Element box annotations:
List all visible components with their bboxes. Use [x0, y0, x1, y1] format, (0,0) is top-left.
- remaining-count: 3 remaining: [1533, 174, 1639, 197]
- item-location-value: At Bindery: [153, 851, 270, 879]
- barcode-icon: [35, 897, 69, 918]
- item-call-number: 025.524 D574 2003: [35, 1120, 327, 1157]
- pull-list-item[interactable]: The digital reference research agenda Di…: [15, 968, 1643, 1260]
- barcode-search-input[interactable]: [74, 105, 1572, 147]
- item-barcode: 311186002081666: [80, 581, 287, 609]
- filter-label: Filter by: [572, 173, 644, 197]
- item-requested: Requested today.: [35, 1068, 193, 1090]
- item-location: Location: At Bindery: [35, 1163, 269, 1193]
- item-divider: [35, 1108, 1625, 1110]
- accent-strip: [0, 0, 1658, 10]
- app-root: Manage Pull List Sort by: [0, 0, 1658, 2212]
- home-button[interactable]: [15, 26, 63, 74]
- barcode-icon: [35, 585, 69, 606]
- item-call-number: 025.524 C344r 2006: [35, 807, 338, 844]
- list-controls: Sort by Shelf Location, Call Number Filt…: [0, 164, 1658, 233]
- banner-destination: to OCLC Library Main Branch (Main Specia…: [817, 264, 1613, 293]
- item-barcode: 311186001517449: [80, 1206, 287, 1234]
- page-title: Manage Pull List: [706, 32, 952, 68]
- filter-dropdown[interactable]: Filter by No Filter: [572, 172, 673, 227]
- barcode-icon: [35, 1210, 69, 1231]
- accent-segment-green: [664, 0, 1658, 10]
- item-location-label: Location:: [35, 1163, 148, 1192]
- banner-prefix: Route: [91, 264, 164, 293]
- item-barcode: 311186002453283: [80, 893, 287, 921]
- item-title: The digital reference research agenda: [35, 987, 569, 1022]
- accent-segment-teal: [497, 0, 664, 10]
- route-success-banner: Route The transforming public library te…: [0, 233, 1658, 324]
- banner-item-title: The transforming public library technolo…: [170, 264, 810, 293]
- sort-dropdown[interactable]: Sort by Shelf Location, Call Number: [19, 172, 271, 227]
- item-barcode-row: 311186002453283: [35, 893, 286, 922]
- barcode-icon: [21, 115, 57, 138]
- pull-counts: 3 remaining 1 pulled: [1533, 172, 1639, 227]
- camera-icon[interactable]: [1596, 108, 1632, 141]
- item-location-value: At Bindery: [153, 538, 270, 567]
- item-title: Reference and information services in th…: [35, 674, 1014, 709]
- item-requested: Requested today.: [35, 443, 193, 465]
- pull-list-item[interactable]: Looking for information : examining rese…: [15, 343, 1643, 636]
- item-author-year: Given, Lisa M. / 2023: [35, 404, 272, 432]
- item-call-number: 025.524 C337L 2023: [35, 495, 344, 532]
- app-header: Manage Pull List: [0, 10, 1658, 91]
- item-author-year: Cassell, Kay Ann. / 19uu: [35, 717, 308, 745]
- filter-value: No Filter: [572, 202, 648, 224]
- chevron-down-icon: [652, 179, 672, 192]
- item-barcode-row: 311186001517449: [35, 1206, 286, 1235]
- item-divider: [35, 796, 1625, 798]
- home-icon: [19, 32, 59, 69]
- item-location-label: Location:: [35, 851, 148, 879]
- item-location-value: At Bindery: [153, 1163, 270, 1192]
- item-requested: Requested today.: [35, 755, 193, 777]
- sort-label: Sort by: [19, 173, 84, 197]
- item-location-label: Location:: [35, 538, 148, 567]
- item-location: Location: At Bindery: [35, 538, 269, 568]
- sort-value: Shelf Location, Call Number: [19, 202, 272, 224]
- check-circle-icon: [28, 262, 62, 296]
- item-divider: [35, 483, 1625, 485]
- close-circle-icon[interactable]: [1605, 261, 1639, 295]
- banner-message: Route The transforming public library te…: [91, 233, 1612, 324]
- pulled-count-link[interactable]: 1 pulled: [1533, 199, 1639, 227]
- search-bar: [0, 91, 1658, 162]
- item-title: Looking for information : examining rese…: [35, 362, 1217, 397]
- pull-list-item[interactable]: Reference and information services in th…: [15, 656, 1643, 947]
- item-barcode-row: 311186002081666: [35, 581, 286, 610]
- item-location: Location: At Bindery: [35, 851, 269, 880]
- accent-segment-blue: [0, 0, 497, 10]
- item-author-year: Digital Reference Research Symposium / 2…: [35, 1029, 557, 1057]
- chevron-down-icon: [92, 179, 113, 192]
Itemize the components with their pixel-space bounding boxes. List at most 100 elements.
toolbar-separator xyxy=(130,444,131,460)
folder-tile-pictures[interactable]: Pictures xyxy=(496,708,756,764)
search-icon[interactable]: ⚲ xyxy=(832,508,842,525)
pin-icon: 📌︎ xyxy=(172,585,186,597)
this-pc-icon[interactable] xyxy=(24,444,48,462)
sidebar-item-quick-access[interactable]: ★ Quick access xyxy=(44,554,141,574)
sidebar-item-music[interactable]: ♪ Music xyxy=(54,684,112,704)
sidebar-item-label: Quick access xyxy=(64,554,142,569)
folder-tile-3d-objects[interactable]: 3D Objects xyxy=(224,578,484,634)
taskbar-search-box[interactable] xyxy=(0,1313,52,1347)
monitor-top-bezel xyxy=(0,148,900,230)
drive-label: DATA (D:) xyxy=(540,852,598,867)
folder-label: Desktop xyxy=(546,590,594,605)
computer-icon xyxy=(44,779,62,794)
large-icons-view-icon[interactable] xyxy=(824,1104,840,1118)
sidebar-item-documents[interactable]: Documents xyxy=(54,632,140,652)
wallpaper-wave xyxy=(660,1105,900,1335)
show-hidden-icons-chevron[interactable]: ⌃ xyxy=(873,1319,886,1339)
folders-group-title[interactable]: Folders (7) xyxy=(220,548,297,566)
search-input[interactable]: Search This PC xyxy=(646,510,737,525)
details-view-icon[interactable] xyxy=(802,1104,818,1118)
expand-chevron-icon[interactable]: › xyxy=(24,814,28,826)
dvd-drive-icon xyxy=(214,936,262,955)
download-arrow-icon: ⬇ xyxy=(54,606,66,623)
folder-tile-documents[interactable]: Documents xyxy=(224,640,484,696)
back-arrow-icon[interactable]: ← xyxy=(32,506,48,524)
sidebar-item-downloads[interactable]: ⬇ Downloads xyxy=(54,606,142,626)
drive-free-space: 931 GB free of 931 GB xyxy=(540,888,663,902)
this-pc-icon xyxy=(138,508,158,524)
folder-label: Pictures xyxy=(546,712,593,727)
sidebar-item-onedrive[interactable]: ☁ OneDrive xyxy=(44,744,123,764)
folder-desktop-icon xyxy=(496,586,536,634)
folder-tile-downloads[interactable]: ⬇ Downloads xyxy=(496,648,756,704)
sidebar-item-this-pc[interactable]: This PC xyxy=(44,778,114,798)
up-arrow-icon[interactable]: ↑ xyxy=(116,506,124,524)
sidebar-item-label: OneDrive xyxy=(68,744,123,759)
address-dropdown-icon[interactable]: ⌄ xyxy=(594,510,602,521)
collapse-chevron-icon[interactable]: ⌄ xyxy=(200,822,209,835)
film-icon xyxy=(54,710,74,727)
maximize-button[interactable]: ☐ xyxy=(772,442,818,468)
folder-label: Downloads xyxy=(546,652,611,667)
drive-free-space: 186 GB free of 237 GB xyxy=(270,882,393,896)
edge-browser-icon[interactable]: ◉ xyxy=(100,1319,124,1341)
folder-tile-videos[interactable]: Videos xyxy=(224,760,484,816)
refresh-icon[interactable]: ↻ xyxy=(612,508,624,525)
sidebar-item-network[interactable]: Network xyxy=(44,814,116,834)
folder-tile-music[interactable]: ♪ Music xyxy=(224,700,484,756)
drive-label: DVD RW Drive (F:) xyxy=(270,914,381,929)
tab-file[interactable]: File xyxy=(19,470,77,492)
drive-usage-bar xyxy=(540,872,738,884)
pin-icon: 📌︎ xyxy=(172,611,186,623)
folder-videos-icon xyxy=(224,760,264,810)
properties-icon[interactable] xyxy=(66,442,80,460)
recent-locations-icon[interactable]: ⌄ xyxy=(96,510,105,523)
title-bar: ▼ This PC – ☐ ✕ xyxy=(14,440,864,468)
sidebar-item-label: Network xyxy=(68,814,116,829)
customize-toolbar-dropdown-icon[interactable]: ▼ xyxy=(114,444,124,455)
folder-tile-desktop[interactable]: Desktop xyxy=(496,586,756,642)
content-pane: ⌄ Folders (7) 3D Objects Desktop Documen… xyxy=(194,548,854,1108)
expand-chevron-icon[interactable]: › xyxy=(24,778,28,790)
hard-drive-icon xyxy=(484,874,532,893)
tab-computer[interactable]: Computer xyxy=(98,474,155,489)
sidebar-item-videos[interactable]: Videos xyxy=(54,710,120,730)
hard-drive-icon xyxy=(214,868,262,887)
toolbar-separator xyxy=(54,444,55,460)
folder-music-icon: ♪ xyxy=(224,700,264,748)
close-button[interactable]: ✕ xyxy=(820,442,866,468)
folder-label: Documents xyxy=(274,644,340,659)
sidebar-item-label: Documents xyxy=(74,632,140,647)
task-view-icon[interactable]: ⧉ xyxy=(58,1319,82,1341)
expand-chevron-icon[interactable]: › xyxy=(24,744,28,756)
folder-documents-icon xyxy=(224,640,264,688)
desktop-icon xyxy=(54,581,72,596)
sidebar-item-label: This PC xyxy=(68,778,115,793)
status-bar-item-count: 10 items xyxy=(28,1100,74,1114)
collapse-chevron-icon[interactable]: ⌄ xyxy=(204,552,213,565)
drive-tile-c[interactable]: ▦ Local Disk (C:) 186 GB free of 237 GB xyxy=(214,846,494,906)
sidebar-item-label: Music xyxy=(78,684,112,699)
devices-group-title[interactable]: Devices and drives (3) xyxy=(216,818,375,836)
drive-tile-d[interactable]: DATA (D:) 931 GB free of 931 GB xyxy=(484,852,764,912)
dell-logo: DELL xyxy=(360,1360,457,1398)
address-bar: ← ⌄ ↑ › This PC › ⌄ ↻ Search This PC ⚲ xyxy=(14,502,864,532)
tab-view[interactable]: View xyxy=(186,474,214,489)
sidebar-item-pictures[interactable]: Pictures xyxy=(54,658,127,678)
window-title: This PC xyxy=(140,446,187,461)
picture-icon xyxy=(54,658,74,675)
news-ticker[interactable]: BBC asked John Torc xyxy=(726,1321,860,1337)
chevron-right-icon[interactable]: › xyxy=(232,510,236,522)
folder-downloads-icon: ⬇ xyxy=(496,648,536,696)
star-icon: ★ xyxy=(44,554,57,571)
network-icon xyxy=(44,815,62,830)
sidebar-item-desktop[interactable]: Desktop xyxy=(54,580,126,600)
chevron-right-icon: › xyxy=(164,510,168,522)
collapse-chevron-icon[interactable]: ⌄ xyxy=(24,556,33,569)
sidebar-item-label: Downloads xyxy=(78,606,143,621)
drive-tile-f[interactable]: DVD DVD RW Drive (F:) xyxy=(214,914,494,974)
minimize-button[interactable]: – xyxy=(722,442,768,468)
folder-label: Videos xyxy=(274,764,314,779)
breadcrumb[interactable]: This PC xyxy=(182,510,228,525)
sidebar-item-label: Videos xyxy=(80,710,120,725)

WHAT THE TASK REQUIRES — Convert the lines from the start of the records through the line containing "- item-location-label: Location:: [35, 1163, 148, 1192]" into a numbered list, omitting any blank lines.

ANSWER TO THE PROBLEM —
1. List all visible components with their bboxes. Use [x0, y0, x1, y1] format, (0,0) is top-left.
2. - remaining-count: 3 remaining: [1533, 174, 1639, 197]
3. - item-location-value: At Bindery: [153, 851, 270, 879]
4. - barcode-icon: [35, 897, 69, 918]
5. - item-call-number: 025.524 D574 2003: [35, 1120, 327, 1157]
6. - pull-list-item[interactable]: The digital reference research agenda Di…: [15, 968, 1643, 1260]
7. - barcode-search-input[interactable]: [74, 105, 1572, 147]
8. - item-barcode: 311186002081666: [80, 581, 287, 609]
9. - filter-label: Filter by: [572, 173, 644, 197]
10. - item-requested: Requested today.: [35, 1068, 193, 1090]
11. - item-location: Location: At Bindery: [35, 1163, 269, 1193]
12. - item-divider: [35, 1108, 1625, 1110]
13. - accent-strip: [0, 0, 1658, 10]
14. - app-root: Manage Pull List Sort by: [0, 0, 1658, 2212]
15. - home-button[interactable]: [15, 26, 63, 74]
16. - barcode-icon: [35, 585, 69, 606]
17. - item-call-number: 025.524 C344r 2006: [35, 807, 338, 844]
18. - list-controls: Sort by Shelf Location, Call Number Filt…: [0, 164, 1658, 233]
19. - banner-destination: to OCLC Library Main Branch (Main Specia…: [817, 264, 1613, 293]
20. - item-barcode: 311186001517449: [80, 1206, 287, 1234]
21. - page-title: Manage Pull List: [706, 32, 952, 68]
22. - filter-dropdown[interactable]: Filter by No Filter: [572, 172, 673, 227]
23. - barcode-icon: [35, 1210, 69, 1231]
24. - accent-segment-green: [664, 0, 1658, 10]
25. - item-location-label: Location:: [35, 1163, 148, 1192]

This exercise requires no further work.